*DIRECTIONS:*
Please copy every line of the records below that holds the word "ПОСТУПИВШИХ".
>>>>
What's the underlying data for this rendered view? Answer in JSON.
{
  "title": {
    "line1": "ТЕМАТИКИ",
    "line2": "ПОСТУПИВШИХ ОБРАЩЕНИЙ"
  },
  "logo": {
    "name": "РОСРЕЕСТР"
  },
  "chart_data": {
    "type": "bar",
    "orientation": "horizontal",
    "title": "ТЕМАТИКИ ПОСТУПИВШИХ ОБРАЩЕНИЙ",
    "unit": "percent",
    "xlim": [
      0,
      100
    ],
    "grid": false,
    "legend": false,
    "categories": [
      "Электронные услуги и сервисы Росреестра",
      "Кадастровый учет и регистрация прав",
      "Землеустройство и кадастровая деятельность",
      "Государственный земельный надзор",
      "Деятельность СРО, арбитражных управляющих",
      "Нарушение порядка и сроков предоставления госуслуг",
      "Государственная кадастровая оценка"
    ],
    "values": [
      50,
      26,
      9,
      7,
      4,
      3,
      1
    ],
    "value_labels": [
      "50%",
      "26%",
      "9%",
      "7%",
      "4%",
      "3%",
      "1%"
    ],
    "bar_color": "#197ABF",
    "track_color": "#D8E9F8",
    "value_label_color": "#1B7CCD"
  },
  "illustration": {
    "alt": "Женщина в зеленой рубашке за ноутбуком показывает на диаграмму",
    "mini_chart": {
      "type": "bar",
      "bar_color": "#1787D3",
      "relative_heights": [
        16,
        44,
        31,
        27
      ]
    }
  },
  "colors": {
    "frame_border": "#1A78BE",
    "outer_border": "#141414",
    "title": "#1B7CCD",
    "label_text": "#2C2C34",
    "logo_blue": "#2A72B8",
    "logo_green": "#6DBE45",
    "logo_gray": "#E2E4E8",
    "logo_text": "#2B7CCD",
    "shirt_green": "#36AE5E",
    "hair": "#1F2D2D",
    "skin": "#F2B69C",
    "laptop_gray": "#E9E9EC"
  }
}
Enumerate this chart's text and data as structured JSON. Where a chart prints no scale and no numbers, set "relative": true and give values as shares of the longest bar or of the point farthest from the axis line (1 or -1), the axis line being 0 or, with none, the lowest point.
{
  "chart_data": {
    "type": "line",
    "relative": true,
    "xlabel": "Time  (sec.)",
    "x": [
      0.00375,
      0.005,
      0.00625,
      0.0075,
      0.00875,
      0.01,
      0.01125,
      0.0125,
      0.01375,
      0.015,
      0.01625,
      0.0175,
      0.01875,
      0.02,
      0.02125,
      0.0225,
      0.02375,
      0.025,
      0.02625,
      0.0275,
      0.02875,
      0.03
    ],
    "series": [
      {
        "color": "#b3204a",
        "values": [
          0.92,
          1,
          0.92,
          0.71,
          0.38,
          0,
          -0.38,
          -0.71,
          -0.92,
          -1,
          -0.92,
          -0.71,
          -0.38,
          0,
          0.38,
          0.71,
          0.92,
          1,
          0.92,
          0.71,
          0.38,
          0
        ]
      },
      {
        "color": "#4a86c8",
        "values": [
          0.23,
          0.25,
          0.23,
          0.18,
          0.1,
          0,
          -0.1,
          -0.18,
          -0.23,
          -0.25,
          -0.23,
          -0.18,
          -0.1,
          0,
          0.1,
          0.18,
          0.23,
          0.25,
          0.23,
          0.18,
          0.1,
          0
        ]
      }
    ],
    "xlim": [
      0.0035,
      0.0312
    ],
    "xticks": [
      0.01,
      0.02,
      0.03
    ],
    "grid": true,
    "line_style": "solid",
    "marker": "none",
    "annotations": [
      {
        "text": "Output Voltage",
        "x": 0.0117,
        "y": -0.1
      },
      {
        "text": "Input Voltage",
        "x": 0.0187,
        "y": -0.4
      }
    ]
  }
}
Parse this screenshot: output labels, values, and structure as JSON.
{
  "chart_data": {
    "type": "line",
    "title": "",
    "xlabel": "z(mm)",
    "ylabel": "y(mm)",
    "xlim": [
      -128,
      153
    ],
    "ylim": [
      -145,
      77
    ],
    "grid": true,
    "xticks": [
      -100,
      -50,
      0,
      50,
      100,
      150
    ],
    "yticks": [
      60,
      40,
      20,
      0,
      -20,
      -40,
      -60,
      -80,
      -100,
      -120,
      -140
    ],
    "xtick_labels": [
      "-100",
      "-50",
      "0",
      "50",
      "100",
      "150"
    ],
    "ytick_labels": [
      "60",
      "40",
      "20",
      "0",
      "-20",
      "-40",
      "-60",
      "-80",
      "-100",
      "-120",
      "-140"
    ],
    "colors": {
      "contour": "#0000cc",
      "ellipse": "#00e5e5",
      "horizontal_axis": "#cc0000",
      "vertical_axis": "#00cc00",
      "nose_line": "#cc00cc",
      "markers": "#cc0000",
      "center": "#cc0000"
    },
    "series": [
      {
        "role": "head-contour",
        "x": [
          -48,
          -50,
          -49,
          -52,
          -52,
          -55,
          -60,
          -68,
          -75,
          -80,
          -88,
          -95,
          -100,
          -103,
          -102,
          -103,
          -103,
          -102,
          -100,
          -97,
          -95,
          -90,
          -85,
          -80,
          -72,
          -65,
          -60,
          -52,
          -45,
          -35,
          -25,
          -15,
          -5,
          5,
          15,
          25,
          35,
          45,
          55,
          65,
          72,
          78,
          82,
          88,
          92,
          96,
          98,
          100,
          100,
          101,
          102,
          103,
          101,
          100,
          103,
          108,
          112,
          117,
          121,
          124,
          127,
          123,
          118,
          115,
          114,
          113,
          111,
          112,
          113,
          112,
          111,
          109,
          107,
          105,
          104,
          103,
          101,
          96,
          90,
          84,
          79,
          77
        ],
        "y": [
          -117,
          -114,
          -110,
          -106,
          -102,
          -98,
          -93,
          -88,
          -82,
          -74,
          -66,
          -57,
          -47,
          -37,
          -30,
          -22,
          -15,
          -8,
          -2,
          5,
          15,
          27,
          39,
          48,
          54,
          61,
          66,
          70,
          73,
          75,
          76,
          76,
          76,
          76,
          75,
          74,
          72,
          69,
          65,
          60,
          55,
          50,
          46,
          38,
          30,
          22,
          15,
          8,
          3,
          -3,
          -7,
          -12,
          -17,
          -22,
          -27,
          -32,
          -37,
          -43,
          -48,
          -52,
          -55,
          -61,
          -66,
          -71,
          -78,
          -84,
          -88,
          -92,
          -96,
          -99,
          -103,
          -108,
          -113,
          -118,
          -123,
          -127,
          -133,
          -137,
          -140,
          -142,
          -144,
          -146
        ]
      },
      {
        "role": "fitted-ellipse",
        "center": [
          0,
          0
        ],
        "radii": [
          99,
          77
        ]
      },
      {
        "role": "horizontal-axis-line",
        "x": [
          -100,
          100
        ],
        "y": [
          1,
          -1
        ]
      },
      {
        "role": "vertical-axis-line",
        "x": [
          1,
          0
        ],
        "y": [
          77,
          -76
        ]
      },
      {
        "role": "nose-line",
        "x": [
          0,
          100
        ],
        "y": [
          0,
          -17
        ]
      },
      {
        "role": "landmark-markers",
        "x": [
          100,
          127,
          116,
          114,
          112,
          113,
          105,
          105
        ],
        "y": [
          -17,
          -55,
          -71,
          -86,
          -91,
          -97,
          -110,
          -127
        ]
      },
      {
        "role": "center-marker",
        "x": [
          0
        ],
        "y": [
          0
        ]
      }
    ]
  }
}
<<<<
*THE RESPONSE:*
    "line2": "ПОСТУПИВШИХ ОБРАЩЕНИЙ"
    "title": "ТЕМАТИКИ ПОСТУПИВШИХ ОБРАЩЕНИЙ",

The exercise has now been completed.